Could you transcribe the material below exactly, without leaving out a single line?

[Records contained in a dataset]

* START *

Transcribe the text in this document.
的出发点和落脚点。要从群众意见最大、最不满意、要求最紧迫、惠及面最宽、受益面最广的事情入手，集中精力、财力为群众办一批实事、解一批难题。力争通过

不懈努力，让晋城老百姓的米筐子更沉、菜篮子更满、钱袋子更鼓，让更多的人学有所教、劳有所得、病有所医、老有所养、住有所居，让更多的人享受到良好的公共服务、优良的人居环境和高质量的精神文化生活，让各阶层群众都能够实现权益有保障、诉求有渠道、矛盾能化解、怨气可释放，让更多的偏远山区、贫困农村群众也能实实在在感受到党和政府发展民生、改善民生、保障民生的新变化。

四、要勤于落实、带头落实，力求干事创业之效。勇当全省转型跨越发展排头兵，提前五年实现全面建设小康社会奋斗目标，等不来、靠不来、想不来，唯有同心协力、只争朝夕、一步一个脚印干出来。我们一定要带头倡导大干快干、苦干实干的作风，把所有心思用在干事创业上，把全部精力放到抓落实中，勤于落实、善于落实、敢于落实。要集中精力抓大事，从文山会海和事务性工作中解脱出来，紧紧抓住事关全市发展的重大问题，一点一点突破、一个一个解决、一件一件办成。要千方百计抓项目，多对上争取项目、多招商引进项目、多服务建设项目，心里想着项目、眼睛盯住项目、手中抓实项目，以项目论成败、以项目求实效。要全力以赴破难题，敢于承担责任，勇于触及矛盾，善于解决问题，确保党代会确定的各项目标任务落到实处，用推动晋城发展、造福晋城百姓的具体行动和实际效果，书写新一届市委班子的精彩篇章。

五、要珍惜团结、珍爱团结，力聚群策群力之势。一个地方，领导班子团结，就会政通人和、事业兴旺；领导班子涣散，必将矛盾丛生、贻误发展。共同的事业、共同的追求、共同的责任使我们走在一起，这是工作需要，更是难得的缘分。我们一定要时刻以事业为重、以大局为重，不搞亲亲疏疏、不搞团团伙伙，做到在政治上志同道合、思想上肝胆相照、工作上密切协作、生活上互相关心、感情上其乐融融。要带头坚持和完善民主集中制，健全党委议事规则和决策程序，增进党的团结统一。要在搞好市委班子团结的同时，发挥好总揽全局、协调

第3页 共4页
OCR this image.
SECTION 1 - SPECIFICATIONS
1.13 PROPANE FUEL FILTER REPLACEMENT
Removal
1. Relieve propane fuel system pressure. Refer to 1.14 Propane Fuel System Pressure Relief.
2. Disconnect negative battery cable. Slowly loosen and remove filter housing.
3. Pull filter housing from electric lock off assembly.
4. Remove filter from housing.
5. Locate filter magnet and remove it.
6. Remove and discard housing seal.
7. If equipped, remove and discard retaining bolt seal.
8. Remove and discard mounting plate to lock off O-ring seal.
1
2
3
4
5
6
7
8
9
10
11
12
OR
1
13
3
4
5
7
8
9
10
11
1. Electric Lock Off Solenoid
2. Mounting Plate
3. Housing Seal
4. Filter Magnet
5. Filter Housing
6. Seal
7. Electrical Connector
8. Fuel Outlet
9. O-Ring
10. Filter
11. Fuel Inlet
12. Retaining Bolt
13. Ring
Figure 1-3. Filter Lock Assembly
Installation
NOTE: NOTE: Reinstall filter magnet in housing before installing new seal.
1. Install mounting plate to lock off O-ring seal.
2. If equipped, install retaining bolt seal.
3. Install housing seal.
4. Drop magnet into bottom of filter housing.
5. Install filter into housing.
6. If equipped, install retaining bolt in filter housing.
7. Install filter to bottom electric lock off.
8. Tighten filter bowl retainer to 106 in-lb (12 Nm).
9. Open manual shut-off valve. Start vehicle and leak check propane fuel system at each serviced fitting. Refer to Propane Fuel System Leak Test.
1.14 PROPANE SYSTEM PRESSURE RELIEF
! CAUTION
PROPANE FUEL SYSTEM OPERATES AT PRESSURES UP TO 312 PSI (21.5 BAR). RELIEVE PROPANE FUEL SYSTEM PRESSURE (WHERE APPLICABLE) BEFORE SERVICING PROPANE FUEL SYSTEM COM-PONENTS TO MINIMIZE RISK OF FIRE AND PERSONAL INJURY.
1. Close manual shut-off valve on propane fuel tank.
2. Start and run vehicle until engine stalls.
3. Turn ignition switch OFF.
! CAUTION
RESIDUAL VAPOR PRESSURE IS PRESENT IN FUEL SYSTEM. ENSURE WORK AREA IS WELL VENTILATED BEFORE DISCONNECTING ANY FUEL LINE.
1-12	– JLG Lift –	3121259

* END *

## Solution for this task:
Transcribe the text in this document.
的出发点和落脚点。要从群众意见最大、最不满意、要求最紧迫、惠及面最宽、受益面最广的事情入手，集中精力、财力为群众办一批实事、解一批难题。力争通过

不懈努力，让晋城老百姓的米筐子更沉、菜篮子更满、钱袋子更鼓，让更多的人学有所教、劳有所得、病有所医、老有所养、住有所居，让更多的人享受到良好的公共服务、优良的人居环境和高质量的精神文化生活，让各阶层群众都能够实现权益有保障、诉求有渠道、矛盾能化解、怨气可释放，让更多的偏远山区、贫困农村群众也能实实在在感受到党和政府发展民生、改善民生、保障民生的新变化。

四、要勤于落实、带头落实，力求干事创业之效。勇当全省转型跨越发展排头兵，提前五年实现全面建设小康社会奋斗目标，等不来、靠不来、想不来，唯有同心协力、只争朝夕、一步一个脚印干出来。我们一定要带头倡导大干快干、苦干实干的作风，把所有心思用在干事创业上，把全部精力放到抓落实中，勤于落实、善于落实、敢于落实。要集中精力抓大事，从文山会海和事务性工作中解脱出来，紧紧抓住事关全市发展的重大问题，一点一点突破、一个一个解决、一件一件办成。要千方百计抓项目，多对上争取项目、多招商引进项目、多服务建设项目，心里想着项目、眼睛盯住项目、手中抓实项目，以项目论成败、以项目求实效。要全力以赴破难题，敢于承担责任，勇于触及矛盾，善于解决问题，确保党代会确定的各项目标任务落到实处，用推动晋城发展、造福晋城百姓的具体行动和实际效果，书写新一届市委班子的精彩篇章。

五、要珍惜团结、珍爱团结，力聚群策群力之势。一个地方，领导班子团结，就会政通人和、事业兴旺；领导班子涣散，必将矛盾丛生、贻误发展。共同的事业、共同的追求、共同的责任使我们走在一起，这是工作需要，更是难得的缘分。我们一定要时刻以事业为重、以大局为重，不搞亲亲疏疏、不搞团团伙伙，做到在政治上志同道合、思想上肝胆相照、工作上密切协作、生活上互相关心、感情上其乐融融。要带头坚持和完善民主集中制，健全党委议事规则和决策程序，增进党的团结统一。要在搞好市委班子团结的同时，发挥好总揽全局、协调

第3页 共4页
OCR this image.
SECTION 1 - SPECIFICATIONS
1.13 PROPANE FUEL FILTER REPLACEMENT
Removal
1. Relieve propane fuel system pressure. Refer to 1.14 Propane Fuel System Pressure Relief.
2. Disconnect negative battery cable. Slowly loosen and remove filter housing.
3. Pull filter housing from electric lock off assembly.
4. Remove filter from housing.
5. Locate filter magnet and remove it.
6. Remove and discard housing seal.
7. If equipped, remove and discard retaining bolt seal.
8. Remove and discard mounting plate to lock off O-ring seal.
1
2
3
4
5
6
7
8
9
10
11
12
OR
1
13
3
4
5
7
8
9
10
11
1. Electric Lock Off Solenoid
2. Mounting Plate
3. Housing Seal
4. Filter Magnet
5. Filter Housing
6. Seal
7. Electrical Connector
8. Fuel Outlet
9. O-Ring
10. Filter
11. Fuel Inlet
12. Retaining Bolt
13. Ring
Figure 1-3. Filter Lock Assembly
Installation
NOTE: NOTE: Reinstall filter magnet in housing before installing new seal.
1. Install mounting plate to lock off O-ring seal.
2. If equipped, install retaining bolt seal.
3. Install housing seal.
4. Drop magnet into bottom of filter housing.
5. Install filter into housing.
6. If equipped, install retaining bolt in filter housing.
7. Install filter to bottom electric lock off.
8. Tighten filter bowl retainer to 106 in-lb (12 Nm).
9. Open manual shut-off valve. Start vehicle and leak check propane fuel system at each serviced fitting. Refer to Propane Fuel System Leak Test.
1.14 PROPANE SYSTEM PRESSURE RELIEF
! CAUTION
PROPANE FUEL SYSTEM OPERATES AT PRESSURES UP TO 312 PSI (21.5 BAR). RELIEVE PROPANE FUEL SYSTEM PRESSURE (WHERE APPLICABLE) BEFORE SERVICING PROPANE FUEL SYSTEM COM-PONENTS TO MINIMIZE RISK OF FIRE AND PERSONAL INJURY.
1. Close manual shut-off valve on propane fuel tank.
2. Start and run vehicle until engine stalls.
3. Turn ignition switch OFF.
! CAUTION
RESIDUAL VAPOR PRESSURE IS PRESENT IN FUEL SYSTEM. ENSURE WORK AREA IS WELL VENTILATED BEFORE DISCONNECTING ANY FUEL LINE.
1-12	– JLG Lift –	3121259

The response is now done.